Box annotation data:
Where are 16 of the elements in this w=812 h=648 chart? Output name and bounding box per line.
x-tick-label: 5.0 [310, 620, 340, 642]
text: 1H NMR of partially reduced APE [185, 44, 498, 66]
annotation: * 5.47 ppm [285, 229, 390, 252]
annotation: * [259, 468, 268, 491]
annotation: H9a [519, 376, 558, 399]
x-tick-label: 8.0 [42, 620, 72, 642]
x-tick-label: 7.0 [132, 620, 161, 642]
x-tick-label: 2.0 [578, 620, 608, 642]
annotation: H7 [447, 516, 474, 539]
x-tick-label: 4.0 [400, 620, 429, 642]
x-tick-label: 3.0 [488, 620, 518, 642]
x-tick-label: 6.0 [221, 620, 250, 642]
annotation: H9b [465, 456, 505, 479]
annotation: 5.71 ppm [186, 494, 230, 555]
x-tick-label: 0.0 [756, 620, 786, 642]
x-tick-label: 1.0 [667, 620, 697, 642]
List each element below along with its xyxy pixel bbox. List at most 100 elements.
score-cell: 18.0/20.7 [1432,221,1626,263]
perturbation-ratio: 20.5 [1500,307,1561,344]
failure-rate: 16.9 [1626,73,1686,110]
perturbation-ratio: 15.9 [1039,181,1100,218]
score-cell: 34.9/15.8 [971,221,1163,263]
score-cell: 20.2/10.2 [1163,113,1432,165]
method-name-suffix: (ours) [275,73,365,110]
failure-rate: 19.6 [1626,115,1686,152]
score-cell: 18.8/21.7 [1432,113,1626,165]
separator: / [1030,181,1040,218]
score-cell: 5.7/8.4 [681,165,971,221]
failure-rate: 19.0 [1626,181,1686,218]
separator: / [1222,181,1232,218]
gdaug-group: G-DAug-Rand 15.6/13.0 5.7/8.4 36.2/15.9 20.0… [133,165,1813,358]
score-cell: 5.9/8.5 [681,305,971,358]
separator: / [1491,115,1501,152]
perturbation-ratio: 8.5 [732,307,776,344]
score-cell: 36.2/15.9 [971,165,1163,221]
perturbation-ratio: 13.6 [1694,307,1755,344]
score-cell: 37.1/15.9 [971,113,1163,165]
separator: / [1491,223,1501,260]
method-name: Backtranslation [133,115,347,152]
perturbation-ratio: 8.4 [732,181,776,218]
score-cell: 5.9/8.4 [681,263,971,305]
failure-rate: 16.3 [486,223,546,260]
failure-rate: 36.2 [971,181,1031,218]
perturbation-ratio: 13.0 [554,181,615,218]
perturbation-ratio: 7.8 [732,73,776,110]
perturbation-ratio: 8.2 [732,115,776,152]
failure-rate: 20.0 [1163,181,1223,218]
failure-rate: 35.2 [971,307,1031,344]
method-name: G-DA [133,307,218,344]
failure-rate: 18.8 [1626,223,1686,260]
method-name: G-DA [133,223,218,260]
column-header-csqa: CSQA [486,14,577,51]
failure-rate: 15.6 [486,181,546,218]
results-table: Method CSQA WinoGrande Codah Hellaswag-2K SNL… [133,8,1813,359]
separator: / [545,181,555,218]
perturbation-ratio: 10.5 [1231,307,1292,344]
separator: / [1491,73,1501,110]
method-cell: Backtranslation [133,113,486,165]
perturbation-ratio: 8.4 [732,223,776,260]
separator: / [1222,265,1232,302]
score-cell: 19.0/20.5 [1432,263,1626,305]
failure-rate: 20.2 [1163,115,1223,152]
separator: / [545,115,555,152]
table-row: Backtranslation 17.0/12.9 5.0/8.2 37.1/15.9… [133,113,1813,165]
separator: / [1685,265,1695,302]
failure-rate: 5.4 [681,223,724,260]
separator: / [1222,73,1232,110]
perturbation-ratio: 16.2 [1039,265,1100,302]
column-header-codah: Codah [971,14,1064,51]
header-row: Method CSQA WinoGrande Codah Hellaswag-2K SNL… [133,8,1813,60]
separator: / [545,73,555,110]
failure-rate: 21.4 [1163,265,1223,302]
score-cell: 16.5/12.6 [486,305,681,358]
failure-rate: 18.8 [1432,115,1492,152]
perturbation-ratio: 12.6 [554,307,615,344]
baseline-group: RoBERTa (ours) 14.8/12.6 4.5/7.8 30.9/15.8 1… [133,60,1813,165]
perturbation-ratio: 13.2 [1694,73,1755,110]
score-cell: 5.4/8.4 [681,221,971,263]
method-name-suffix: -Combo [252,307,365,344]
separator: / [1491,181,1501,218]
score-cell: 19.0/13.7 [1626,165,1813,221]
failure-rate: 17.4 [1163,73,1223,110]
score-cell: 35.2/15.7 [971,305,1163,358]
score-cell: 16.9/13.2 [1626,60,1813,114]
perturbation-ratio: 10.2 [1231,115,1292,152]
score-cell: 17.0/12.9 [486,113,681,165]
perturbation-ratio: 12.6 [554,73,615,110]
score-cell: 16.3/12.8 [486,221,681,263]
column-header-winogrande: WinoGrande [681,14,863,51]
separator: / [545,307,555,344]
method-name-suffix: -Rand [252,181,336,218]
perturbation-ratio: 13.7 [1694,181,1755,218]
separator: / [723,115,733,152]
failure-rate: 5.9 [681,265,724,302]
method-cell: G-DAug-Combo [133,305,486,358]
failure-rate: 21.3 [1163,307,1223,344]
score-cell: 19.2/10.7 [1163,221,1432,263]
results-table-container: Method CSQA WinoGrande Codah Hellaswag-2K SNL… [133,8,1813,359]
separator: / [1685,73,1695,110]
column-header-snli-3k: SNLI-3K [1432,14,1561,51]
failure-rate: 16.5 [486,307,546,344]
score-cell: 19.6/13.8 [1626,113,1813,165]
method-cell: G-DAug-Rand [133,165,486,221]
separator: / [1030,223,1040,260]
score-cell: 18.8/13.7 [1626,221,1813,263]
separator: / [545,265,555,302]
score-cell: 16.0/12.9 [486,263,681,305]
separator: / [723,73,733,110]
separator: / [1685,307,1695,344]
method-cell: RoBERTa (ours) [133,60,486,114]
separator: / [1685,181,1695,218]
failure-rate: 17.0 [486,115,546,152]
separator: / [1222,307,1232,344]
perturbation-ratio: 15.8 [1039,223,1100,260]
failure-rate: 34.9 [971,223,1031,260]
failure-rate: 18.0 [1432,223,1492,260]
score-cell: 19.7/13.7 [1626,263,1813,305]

...

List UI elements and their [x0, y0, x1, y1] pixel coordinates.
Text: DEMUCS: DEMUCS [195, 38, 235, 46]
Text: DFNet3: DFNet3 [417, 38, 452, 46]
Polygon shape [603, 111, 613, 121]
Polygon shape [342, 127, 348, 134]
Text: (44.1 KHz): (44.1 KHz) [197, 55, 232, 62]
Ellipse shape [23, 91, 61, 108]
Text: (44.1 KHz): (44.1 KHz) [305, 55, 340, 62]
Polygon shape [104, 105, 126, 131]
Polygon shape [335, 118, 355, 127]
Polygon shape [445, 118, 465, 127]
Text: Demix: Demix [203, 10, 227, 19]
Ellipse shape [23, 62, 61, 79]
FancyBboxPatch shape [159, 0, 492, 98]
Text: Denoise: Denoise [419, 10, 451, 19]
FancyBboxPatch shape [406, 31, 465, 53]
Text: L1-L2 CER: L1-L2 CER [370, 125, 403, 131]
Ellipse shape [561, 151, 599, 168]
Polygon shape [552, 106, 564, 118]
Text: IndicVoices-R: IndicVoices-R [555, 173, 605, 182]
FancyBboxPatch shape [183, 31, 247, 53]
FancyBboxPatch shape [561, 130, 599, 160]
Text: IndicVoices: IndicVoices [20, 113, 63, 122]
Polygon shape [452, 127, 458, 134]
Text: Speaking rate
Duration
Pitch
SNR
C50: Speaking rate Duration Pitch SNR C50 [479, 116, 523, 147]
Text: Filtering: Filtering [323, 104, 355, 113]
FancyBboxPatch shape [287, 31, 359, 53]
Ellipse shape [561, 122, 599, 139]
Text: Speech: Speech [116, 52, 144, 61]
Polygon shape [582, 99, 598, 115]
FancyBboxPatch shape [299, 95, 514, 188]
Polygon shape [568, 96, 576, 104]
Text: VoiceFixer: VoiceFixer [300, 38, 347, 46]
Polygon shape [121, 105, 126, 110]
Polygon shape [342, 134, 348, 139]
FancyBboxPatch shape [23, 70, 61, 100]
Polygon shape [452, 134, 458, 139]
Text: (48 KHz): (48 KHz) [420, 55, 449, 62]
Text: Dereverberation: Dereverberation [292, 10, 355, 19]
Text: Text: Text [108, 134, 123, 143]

...

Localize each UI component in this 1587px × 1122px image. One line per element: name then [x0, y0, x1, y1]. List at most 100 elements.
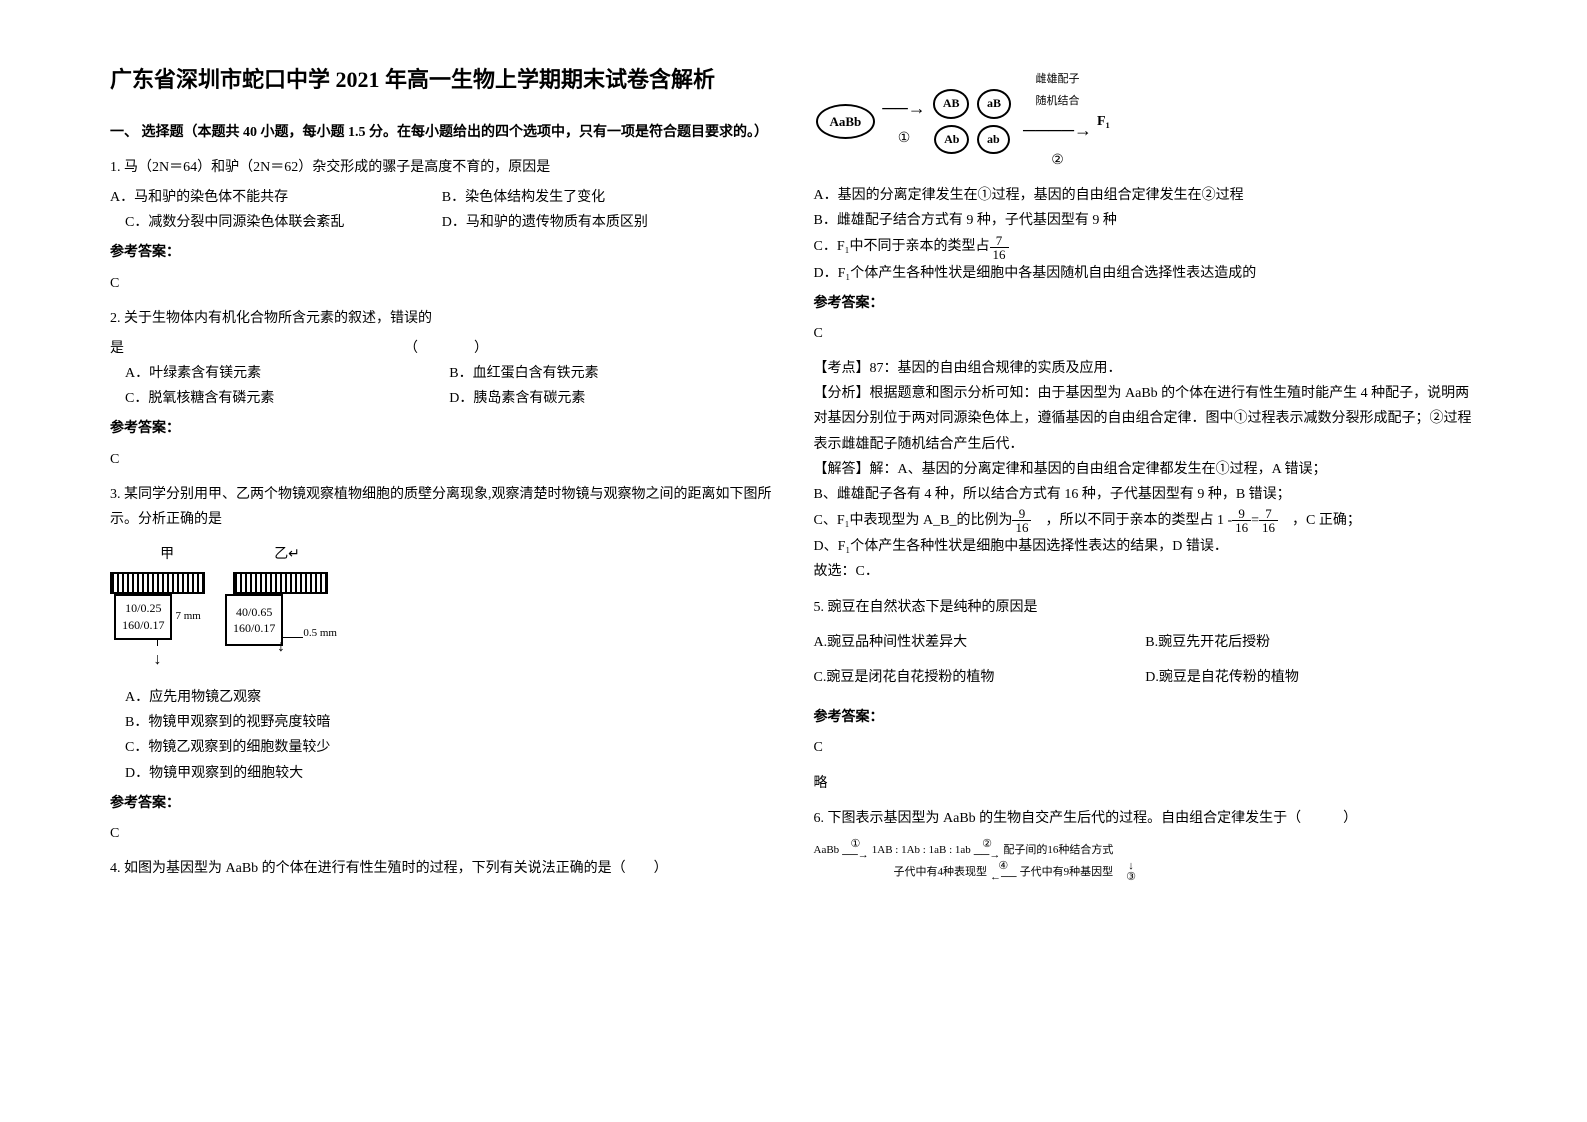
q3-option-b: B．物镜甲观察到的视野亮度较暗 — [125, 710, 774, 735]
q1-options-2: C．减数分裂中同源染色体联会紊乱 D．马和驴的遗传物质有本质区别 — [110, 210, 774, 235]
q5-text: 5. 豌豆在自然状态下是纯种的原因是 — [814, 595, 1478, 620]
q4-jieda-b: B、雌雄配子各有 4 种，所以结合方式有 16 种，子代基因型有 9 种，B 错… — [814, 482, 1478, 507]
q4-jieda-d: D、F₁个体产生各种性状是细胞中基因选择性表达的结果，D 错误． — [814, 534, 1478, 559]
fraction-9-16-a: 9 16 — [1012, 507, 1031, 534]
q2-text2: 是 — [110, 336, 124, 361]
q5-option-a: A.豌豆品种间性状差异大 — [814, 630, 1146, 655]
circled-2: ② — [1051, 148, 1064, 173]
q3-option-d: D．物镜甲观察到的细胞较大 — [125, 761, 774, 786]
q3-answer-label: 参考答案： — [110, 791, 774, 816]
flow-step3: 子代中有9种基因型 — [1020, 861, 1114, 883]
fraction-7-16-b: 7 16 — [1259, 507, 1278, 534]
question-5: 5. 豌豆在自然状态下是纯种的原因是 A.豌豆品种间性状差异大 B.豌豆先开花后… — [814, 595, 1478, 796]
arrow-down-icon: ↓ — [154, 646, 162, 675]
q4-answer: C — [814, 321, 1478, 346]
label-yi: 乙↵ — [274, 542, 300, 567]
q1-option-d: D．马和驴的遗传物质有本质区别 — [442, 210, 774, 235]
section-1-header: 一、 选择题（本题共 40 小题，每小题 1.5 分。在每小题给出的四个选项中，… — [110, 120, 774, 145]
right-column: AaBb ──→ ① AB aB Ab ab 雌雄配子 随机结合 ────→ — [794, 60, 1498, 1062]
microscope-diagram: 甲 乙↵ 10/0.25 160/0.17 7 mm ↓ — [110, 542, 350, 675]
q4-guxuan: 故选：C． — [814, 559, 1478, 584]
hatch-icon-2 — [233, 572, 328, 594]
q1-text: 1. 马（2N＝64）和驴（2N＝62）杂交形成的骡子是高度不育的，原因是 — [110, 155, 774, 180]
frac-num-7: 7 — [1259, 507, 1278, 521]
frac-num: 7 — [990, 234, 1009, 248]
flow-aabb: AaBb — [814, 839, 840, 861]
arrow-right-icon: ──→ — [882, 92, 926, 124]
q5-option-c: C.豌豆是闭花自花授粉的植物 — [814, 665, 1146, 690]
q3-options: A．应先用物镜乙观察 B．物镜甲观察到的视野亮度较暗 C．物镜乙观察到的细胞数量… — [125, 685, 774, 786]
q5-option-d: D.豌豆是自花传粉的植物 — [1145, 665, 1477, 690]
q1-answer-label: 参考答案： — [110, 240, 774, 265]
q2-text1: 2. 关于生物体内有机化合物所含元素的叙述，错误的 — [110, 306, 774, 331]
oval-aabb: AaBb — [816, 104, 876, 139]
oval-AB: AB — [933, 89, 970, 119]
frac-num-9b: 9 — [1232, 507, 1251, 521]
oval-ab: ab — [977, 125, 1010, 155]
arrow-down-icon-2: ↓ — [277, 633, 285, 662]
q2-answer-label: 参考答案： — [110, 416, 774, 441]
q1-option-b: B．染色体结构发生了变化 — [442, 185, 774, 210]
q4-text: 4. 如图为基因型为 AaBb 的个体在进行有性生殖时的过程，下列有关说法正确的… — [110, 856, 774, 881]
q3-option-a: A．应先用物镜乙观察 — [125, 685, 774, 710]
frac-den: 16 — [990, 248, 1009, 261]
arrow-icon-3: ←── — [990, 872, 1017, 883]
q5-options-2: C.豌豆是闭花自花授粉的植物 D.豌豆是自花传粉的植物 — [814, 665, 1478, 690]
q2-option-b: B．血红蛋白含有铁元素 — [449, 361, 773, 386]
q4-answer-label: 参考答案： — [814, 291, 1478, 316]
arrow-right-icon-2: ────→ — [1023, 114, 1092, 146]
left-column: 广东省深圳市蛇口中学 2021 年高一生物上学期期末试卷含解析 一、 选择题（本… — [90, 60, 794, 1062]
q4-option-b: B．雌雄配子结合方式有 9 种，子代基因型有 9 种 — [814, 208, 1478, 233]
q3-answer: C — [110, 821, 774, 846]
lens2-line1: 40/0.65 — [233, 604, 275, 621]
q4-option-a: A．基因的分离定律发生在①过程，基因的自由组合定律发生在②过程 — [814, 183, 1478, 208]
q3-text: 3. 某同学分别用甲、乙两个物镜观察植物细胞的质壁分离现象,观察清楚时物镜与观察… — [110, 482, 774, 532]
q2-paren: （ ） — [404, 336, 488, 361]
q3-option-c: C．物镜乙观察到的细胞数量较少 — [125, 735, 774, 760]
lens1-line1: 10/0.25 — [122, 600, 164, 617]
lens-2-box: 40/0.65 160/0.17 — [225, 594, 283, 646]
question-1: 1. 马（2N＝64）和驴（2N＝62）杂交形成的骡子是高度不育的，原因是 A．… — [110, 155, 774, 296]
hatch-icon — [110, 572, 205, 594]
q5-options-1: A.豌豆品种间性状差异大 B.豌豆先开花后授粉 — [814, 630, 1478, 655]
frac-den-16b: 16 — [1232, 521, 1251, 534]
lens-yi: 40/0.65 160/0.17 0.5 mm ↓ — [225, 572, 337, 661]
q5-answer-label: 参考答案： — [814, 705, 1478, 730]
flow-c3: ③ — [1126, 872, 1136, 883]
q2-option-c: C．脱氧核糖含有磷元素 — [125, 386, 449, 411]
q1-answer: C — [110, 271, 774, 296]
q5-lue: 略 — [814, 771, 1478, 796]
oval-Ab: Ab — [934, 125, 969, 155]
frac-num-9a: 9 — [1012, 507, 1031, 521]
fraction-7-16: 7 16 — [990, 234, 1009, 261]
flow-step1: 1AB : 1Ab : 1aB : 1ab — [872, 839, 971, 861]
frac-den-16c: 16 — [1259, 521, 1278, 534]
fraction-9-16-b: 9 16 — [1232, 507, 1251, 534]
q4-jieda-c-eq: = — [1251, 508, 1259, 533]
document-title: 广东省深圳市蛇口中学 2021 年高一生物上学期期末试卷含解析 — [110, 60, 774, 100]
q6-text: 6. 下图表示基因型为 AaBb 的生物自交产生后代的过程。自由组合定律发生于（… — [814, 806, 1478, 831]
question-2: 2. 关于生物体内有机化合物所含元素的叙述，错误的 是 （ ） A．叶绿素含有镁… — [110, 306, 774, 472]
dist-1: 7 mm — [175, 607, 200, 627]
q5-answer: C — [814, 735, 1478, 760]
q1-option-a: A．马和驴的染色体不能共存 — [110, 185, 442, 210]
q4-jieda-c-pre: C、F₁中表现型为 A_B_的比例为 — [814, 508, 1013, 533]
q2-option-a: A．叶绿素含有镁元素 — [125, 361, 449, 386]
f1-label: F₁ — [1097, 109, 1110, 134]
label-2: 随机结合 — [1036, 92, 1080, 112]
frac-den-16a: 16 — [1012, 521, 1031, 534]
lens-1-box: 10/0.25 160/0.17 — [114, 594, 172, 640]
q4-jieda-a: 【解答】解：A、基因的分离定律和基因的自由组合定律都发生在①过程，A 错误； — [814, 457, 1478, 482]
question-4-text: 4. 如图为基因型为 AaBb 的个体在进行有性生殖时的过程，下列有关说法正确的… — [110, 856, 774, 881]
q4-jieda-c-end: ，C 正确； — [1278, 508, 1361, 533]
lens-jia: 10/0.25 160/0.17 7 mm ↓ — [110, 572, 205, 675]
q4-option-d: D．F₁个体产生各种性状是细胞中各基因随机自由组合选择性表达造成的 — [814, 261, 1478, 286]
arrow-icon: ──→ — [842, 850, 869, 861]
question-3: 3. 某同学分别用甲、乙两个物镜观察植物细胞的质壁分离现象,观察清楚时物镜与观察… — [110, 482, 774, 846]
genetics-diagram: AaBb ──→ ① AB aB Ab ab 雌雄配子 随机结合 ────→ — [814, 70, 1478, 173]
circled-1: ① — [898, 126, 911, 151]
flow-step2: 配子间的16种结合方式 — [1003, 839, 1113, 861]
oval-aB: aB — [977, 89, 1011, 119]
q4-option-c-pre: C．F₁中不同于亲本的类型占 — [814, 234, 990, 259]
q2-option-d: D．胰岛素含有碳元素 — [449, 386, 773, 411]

▶ **What the task requires**: Repeat the rows word for word, starting at the line that contains "Where are 16" and ending at the line that contains "separator: / [1491,223,1501,260]", with both of those lines included.

▶ **Output for this task**:
Where are 16 of the elements in this w=812 h=648 chart? Output name and bounding box per line.
x-tick-label: 5.0 [310, 620, 340, 642]
text: 1H NMR of partially reduced APE [185, 44, 498, 66]
annotation: * 5.47 ppm [285, 229, 390, 252]
annotation: * [259, 468, 268, 491]
annotation: H9a [519, 376, 558, 399]
x-tick-label: 8.0 [42, 620, 72, 642]
x-tick-label: 7.0 [132, 620, 161, 642]
x-tick-label: 2.0 [578, 620, 608, 642]
annotation: H7 [447, 516, 474, 539]
x-tick-label: 4.0 [400, 620, 429, 642]
x-tick-label: 3.0 [488, 620, 518, 642]
x-tick-label: 6.0 [221, 620, 250, 642]
annotation: H9b [465, 456, 505, 479]
annotation: 5.71 ppm [186, 494, 230, 555]
x-tick-label: 0.0 [756, 620, 786, 642]
x-tick-label: 1.0 [667, 620, 697, 642]
List each element below along with its xyxy pixel bbox. List at most 100 elements.
score-cell: 18.0/20.7 [1432,221,1626,263]
perturbation-ratio: 20.5 [1500,307,1561,344]
failure-rate: 16.9 [1626,73,1686,110]
perturbation-ratio: 15.9 [1039,181,1100,218]
score-cell: 34.9/15.8 [971,221,1163,263]
score-cell: 20.2/10.2 [1163,113,1432,165]
method-name-suffix: (ours) [275,73,365,110]
failure-rate: 19.6 [1626,115,1686,152]
score-cell: 18.8/21.7 [1432,113,1626,165]
separator: / [1030,181,1040,218]
score-cell: 5.7/8.4 [681,165,971,221]
failure-rate: 19.0 [1626,181,1686,218]
separator: / [1222,181,1232,218]
gdaug-group: G-DAug-Rand 15.6/13.0 5.7/8.4 36.2/15.9 20.0… [133,165,1813,358]
score-cell: 5.9/8.5 [681,305,971,358]
separator: / [1491,115,1501,152]
perturbation-ratio: 8.5 [732,307,776,344]
score-cell: 36.2/15.9 [971,165,1163,221]
perturbation-ratio: 13.6 [1694,307,1755,344]
score-cell: 37.1/15.9 [971,113,1163,165]
separator: / [1491,223,1501,260]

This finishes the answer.